-------- Material shown --------
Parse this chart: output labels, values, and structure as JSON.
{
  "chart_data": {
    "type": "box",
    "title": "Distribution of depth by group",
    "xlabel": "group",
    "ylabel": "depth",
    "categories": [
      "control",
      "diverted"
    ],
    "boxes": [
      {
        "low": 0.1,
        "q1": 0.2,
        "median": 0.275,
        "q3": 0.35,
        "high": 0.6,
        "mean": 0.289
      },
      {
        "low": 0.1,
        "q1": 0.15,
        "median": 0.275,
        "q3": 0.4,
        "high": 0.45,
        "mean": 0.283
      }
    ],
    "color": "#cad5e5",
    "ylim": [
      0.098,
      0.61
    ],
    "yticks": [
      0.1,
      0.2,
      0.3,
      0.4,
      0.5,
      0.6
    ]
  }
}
--------
Task to complete |
Using the data above, reproduce every line exactly.

Correct answer |
Parse this chart: output labels, values, and structure as JSON.
{
  "chart_data": {
    "type": "box",
    "title": "Distribution of depth by group",
    "xlabel": "group",
    "ylabel": "depth",
    "categories": [
      "control",
      "diverted"
    ],
    "boxes": [
      {
        "low": 0.1,
        "q1": 0.2,
        "median": 0.275,
        "q3": 0.35,
        "high": 0.6,
        "mean": 0.289
      },
      {
        "low": 0.1,
        "q1": 0.15,
        "median": 0.275,
        "q3": 0.4,
        "high": 0.45,
        "mean": 0.283
      }
    ],
    "color": "#cad5e5",
    "ylim": [
      0.098,
      0.61
    ],
    "yticks": [
      0.1,
      0.2,
      0.3,
      0.4,
      0.5,
      0.6
    ]
  }
}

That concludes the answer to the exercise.